[Saved data entries]
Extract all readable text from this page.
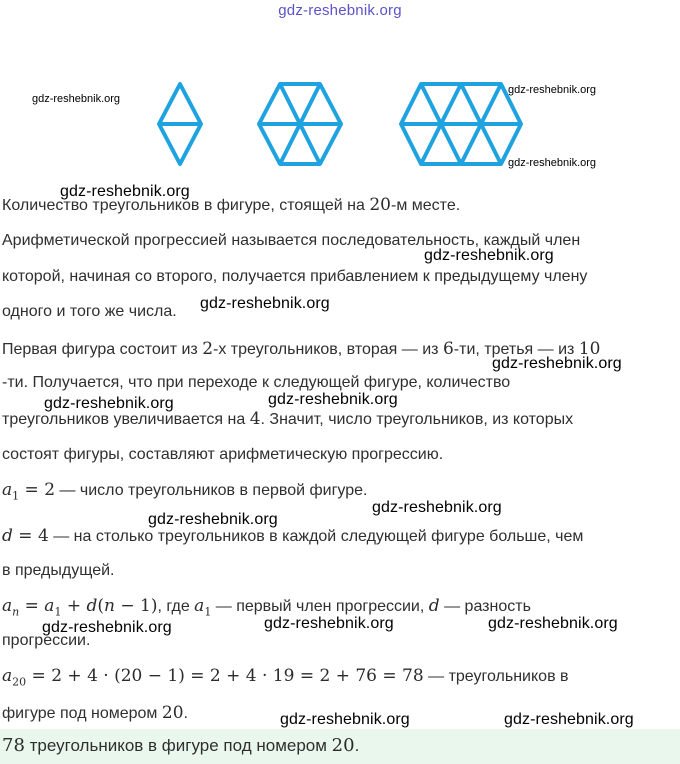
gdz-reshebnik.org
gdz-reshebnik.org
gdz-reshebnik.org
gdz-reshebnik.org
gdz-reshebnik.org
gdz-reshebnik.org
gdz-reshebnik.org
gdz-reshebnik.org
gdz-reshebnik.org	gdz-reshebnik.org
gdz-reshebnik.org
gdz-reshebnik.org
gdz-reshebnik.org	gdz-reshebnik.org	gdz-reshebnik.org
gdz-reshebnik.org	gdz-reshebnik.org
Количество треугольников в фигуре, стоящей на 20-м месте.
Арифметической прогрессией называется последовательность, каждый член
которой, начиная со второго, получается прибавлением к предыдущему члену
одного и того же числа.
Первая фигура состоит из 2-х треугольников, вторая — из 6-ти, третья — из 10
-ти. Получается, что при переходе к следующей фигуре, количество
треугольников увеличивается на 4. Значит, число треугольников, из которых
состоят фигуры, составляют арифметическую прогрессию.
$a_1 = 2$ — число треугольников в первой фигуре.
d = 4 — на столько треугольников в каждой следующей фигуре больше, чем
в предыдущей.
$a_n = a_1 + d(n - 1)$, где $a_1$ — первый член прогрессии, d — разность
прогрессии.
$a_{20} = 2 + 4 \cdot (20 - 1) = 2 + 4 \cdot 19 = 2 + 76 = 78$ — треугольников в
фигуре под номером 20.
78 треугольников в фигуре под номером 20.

_WHAT THE TASK REQUIRES:_ Copy each line above precisely, dropping the pictures.

_OUTPUT FOR THIS TASK:_
Extract all readable text from this page.
gdz-reshebnik.org
gdz-reshebnik.org
gdz-reshebnik.org
gdz-reshebnik.org
gdz-reshebnik.org
gdz-reshebnik.org
gdz-reshebnik.org
gdz-reshebnik.org
gdz-reshebnik.org	gdz-reshebnik.org
gdz-reshebnik.org
gdz-reshebnik.org
gdz-reshebnik.org	gdz-reshebnik.org	gdz-reshebnik.org
gdz-reshebnik.org	gdz-reshebnik.org
Количество треугольников в фигуре, стоящей на 20-м месте.
Арифметической прогрессией называется последовательность, каждый член
которой, начиная со второго, получается прибавлением к предыдущему члену
одного и того же числа.
Первая фигура состоит из 2-х треугольников, вторая — из 6-ти, третья — из 10
-ти. Получается, что при переходе к следующей фигуре, количество
треугольников увеличивается на 4. Значит, число треугольников, из которых
состоят фигуры, составляют арифметическую прогрессию.
$a_1 = 2$ — число треугольников в первой фигуре.
d = 4 — на столько треугольников в каждой следующей фигуре больше, чем
в предыдущей.
$a_n = a_1 + d(n - 1)$, где $a_1$ — первый член прогрессии, d — разность
прогрессии.
$a_{20} = 2 + 4 \cdot (20 - 1) = 2 + 4 \cdot 19 = 2 + 76 = 78$ — треугольников в
фигуре под номером 20.
78 треугольников в фигуре под номером 20.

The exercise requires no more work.